### REQUIRED TASK
Show all lines from the listing below that contain "English".

Begin MATERIALS PROVIDED

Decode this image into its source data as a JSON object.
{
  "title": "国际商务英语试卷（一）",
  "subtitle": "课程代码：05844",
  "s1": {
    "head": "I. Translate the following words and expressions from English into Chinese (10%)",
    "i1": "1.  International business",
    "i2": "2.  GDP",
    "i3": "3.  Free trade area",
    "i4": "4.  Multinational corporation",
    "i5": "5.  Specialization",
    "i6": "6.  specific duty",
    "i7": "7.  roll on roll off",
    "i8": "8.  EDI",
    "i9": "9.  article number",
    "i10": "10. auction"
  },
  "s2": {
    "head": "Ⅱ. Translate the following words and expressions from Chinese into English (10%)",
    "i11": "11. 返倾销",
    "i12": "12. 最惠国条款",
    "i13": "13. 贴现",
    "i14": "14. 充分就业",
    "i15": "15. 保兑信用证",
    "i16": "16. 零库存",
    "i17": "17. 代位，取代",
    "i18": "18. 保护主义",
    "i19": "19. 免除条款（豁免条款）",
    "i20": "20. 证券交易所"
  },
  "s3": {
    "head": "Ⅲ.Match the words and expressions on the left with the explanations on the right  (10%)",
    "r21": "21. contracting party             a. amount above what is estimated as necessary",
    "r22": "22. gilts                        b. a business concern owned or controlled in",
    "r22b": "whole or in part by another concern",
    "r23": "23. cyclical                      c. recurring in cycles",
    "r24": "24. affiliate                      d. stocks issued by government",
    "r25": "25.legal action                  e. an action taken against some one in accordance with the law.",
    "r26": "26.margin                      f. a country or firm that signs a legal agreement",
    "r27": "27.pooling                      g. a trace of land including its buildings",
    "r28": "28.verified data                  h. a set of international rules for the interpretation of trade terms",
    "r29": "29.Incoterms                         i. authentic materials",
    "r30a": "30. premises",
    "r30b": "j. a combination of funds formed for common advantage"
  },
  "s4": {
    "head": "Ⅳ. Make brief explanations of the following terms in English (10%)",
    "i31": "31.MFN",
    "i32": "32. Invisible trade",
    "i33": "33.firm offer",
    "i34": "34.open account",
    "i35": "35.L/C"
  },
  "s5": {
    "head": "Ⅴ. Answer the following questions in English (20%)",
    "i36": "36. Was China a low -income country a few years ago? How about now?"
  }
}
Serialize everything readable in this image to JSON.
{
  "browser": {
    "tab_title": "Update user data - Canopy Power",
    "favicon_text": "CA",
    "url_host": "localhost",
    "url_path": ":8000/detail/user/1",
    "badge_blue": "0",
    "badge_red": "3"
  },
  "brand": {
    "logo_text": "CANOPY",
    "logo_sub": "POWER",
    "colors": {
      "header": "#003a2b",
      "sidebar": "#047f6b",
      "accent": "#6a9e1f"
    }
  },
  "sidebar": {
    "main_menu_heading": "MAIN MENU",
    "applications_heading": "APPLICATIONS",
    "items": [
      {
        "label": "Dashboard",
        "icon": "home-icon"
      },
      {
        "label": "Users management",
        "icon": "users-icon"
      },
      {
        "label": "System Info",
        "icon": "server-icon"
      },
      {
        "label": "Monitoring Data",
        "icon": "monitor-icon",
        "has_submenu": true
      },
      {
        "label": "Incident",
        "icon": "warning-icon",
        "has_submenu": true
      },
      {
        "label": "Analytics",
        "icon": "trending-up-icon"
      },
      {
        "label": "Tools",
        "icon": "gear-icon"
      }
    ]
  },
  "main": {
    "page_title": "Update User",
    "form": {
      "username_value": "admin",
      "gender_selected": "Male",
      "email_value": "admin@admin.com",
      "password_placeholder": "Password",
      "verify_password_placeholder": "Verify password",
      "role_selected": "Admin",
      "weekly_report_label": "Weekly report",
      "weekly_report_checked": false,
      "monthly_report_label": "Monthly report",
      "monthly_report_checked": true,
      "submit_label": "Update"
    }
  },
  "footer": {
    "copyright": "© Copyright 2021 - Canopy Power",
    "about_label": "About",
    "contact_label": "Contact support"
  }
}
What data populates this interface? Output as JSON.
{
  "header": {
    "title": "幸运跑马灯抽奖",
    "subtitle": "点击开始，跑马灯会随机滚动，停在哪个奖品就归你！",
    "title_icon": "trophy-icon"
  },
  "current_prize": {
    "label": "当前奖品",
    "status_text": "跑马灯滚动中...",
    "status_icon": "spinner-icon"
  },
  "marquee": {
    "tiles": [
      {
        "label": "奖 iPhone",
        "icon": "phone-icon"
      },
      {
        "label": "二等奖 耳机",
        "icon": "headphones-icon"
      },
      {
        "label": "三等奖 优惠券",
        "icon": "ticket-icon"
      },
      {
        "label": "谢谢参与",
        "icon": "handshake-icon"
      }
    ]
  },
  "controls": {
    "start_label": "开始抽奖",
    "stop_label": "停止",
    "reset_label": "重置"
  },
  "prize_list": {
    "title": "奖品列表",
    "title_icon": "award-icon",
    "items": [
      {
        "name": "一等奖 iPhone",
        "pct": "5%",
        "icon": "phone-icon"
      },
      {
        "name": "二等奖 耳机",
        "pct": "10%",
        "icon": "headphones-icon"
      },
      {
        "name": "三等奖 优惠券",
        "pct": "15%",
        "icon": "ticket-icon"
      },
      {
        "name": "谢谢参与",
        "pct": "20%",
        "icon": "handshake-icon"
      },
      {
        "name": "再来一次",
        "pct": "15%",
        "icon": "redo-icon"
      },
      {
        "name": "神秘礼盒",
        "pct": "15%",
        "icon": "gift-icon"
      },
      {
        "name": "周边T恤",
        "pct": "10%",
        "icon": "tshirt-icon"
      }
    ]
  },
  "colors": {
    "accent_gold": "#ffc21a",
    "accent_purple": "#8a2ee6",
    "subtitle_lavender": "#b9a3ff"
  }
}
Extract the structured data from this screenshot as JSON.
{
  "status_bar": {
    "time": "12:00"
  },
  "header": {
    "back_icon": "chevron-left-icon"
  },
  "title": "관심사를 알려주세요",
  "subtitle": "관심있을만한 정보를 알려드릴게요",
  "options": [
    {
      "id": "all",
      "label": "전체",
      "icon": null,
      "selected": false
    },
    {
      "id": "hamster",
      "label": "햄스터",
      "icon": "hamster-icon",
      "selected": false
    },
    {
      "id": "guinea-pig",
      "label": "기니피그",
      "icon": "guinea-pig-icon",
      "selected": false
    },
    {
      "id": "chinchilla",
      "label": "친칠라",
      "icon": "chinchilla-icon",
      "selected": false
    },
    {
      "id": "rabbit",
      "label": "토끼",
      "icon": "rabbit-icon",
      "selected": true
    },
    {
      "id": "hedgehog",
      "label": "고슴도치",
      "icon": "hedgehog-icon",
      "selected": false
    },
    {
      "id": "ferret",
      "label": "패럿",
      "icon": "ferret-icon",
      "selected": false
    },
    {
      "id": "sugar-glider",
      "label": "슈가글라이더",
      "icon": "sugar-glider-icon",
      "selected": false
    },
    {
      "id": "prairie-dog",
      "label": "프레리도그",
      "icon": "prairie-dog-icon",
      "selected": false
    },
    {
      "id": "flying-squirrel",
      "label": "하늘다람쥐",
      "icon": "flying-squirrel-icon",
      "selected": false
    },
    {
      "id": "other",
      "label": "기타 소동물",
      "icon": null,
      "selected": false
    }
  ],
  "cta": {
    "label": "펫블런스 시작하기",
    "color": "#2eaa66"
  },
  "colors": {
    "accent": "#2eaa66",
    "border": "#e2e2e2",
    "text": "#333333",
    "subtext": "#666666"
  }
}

End MATERIALS PROVIDED

### COMPLETED EXERCISE
    "head": "I. Translate the following words and expressions from English into Chinese (10%)",
    "head": "Ⅱ. Translate the following words and expressions from Chinese into English (10%)",
    "head": "Ⅳ. Make brief explanations of the following terms in English (10%)",
    "head": "Ⅴ. Answer the following questions in English (20%)",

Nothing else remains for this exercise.